**Your goal:**
Return only these lines: the one that contains "Give me a plain-text" and every line after it through the end of the listing, exactly, without pictures.

--- START OF Data to use ---

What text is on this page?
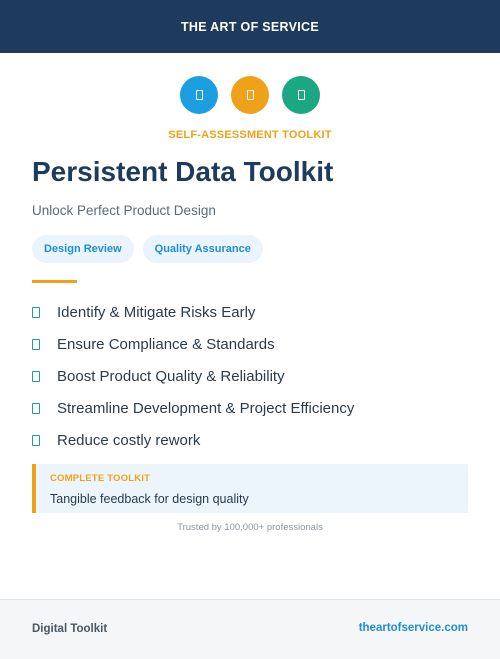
THE ART OF SERVICE
SELF-ASSESSMENT TOOLKIT
Persistent Data Toolkit
Unlock Perfect Product Design
Design Review	Quality Assurance
Identify & Mitigate Risks Early
Ensure Compliance & Standards
Boost Product Quality & Reliability
Streamline Development & Project Efficiency
Reduce costly rework
COMPLETE TOOLKIT
Tangible feedback for design quality
Trusted by 100,000+ professionals
Digital Toolkit	theartofservice.com
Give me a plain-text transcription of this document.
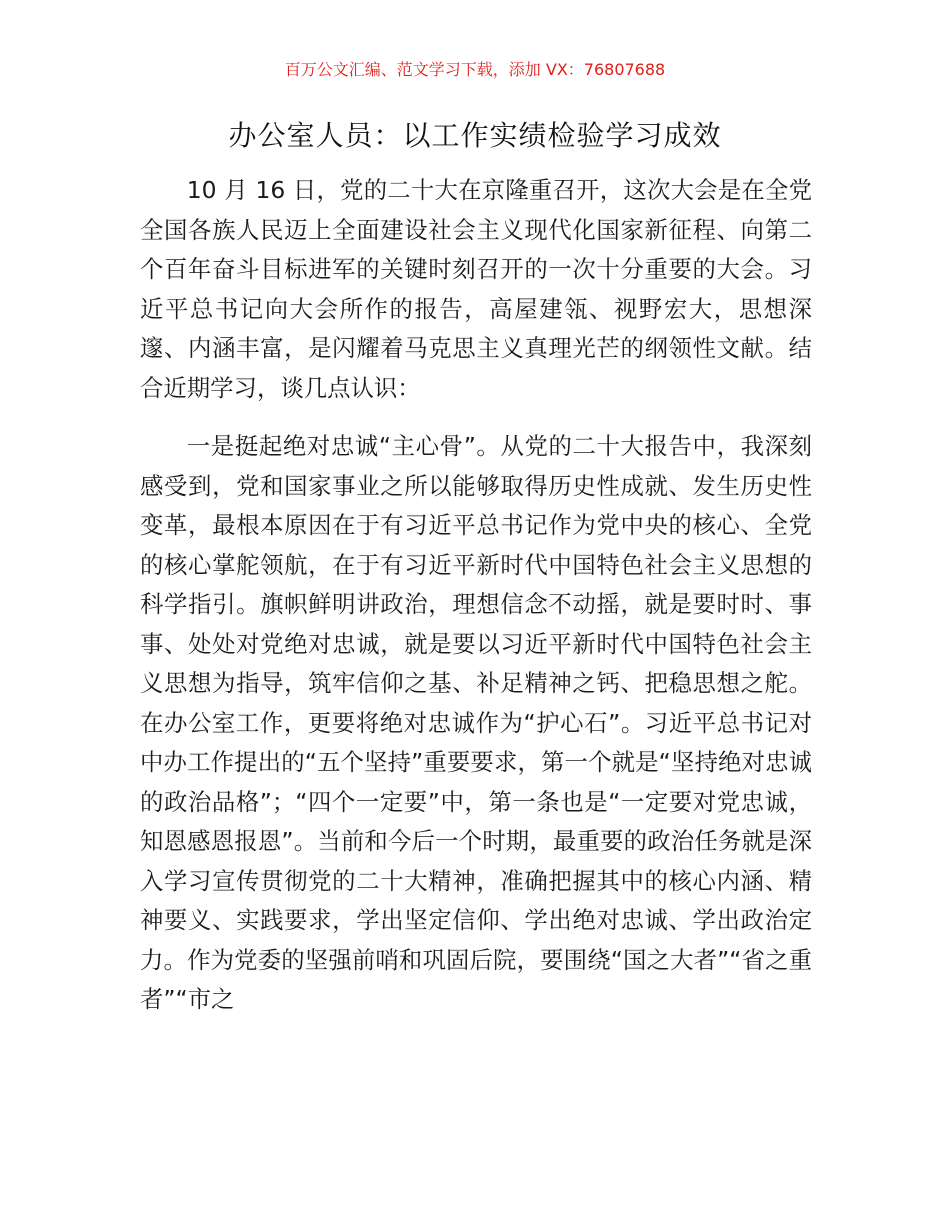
百万公文汇编、范文学习下载，添加 VX：76807688
办公室人员：以工作实绩检验学习成效

10 月 16 日，党的二十大在京隆重召开，这次大会是在全党全国各族人民迈上全面建设社会主义现代化国家新征程、向第二个百年奋斗目标进军的关键时刻召开的一次十分重要的大会。习近平总书记向大会所作的报告，高屋建瓴、视野宏大，思想深邃、内涵丰富，是闪耀着马克思主义真理光芒的纲领性文献。结合近期学习，谈几点认识：

一是挺起绝对忠诚“主心骨”。从党的二十大报告中，我深刻感受到，党和国家事业之所以能够取得历史性成就、发生历史性变革，最根本原因在于有习近平总书记作为党中央的核心、全党的核心掌舵领航，在于有习近平新时代中国特色社会主义思想的科学指引。旗帜鲜明讲政治，理想信念不动摇，就是要时时、事事、处处对党绝对忠诚，就是要以习近平新时代中国特色社会主义思想为指导，筑牢信仰之基、补足精神之钙、把稳思想之舵。在办公室工作，更要将绝对忠诚作为“护心石”。习近平总书记对中办工作提出的“五个坚持”重要要求，第一个就是“坚持绝对忠诚的政治品格”；“四个一定要”中，第一条也是“一定要对党忠诚，知恩感恩报恩”。当前和今后一个时期，最重要的政治任务就是深入学习宣传贯彻党的二十大精神，准确把握其中的核心内涵、精神要义、实践要求，学出坚定信仰、学出绝对忠诚、学出政治定力。作为党委的坚强前哨和巩固后院，要围绕“国之大者”“省之重者”“市之
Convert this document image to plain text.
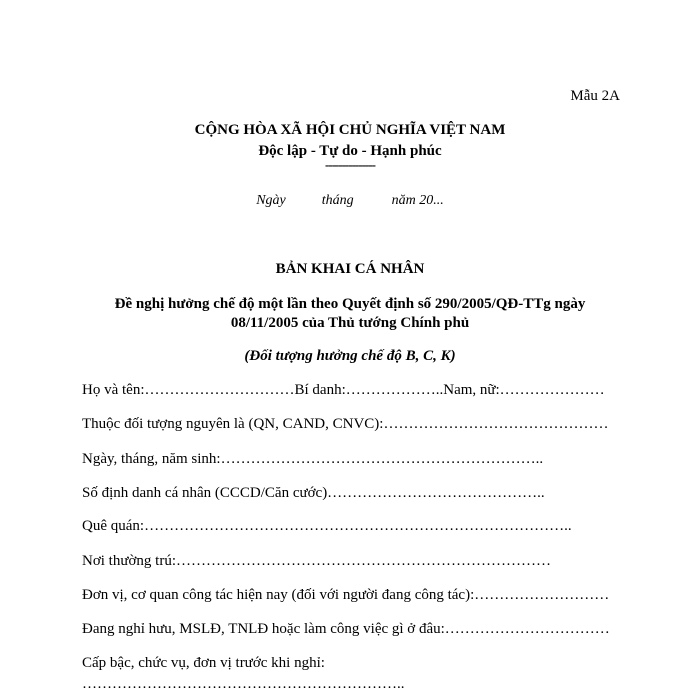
Mẫu 2A
CỘNG HÒA XÃ HỘI CHỦ NGHĨA VIỆT NAM
Độc lập - Tự do - Hạnh phúc
---------------
Ngày	tháng	năm 20...
BẢN KHAI CÁ NHÂN
Đề nghị hưởng chế độ một lần theo Quyết định số 290/2005/QĐ-TTg ngày
08/11/2005 của Thủ tướng Chính phủ
(Đối tượng hưởng chế độ B, C, K)
Họ và tên:…………………………Bí danh:………………..Nam, nữ:…………………
Thuộc đối tượng nguyên là (QN, CAND, CNVC):………………………………………
Ngày, tháng, năm sinh:………………………………………………………..
Số định danh cá nhân (CCCD/Căn cước)……………………………………..
Quê quán:…………………………………………………………………………..
Nơi thường trú:…………………………………………………………………
Đơn vị, cơ quan công tác hiện nay (đối với người đang công tác):………………………
Đang nghỉ hưu, MSLĐ, TNLĐ hoặc làm công việc gì ở đâu:……………………………
Cấp bậc, chức vụ, đơn vị trước khi nghỉ:
………………………………………………………..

--- END OF Data to use ---

**Solution:**
Give me a plain-text transcription of this document.
百万公文汇编、范文学习下载，添加 VX：76807688
办公室人员：以工作实绩检验学习成效

10 月 16 日，党的二十大在京隆重召开，这次大会是在全党全国各族人民迈上全面建设社会主义现代化国家新征程、向第二个百年奋斗目标进军的关键时刻召开的一次十分重要的大会。习近平总书记向大会所作的报告，高屋建瓴、视野宏大，思想深邃、内涵丰富，是闪耀着马克思主义真理光芒的纲领性文献。结合近期学习，谈几点认识：

一是挺起绝对忠诚“主心骨”。从党的二十大报告中，我深刻感受到，党和国家事业之所以能够取得历史性成就、发生历史性变革，最根本原因在于有习近平总书记作为党中央的核心、全党的核心掌舵领航，在于有习近平新时代中国特色社会主义思想的科学指引。旗帜鲜明讲政治，理想信念不动摇，就是要时时、事事、处处对党绝对忠诚，就是要以习近平新时代中国特色社会主义思想为指导，筑牢信仰之基、补足精神之钙、把稳思想之舵。在办公室工作，更要将绝对忠诚作为“护心石”。习近平总书记对中办工作提出的“五个坚持”重要要求，第一个就是“坚持绝对忠诚的政治品格”；“四个一定要”中，第一条也是“一定要对党忠诚，知恩感恩报恩”。当前和今后一个时期，最重要的政治任务就是深入学习宣传贯彻党的二十大精神，准确把握其中的核心内涵、精神要义、实践要求，学出坚定信仰、学出绝对忠诚、学出政治定力。作为党委的坚强前哨和巩固后院，要围绕“国之大者”“省之重者”“市之
Convert this document image to plain text.
Mẫu 2A
CỘNG HÒA XÃ HỘI CHỦ NGHĨA VIỆT NAM
Độc lập - Tự do - Hạnh phúc
---------------
Ngày	tháng	năm 20...
BẢN KHAI CÁ NHÂN
Đề nghị hưởng chế độ một lần theo Quyết định số 290/2005/QĐ-TTg ngày
08/11/2005 của Thủ tướng Chính phủ
(Đối tượng hưởng chế độ B, C, K)
Họ và tên:…………………………Bí danh:………………..Nam, nữ:…………………
Thuộc đối tượng nguyên là (QN, CAND, CNVC):………………………………………
Ngày, tháng, năm sinh:………………………………………………………..
Số định danh cá nhân (CCCD/Căn cước)……………………………………..
Quê quán:…………………………………………………………………………..
Nơi thường trú:…………………………………………………………………
Đơn vị, cơ quan công tác hiện nay (đối với người đang công tác):………………………
Đang nghỉ hưu, MSLĐ, TNLĐ hoặc làm công việc gì ở đâu:……………………………
Cấp bậc, chức vụ, đơn vị trước khi nghỉ:
………………………………………………………..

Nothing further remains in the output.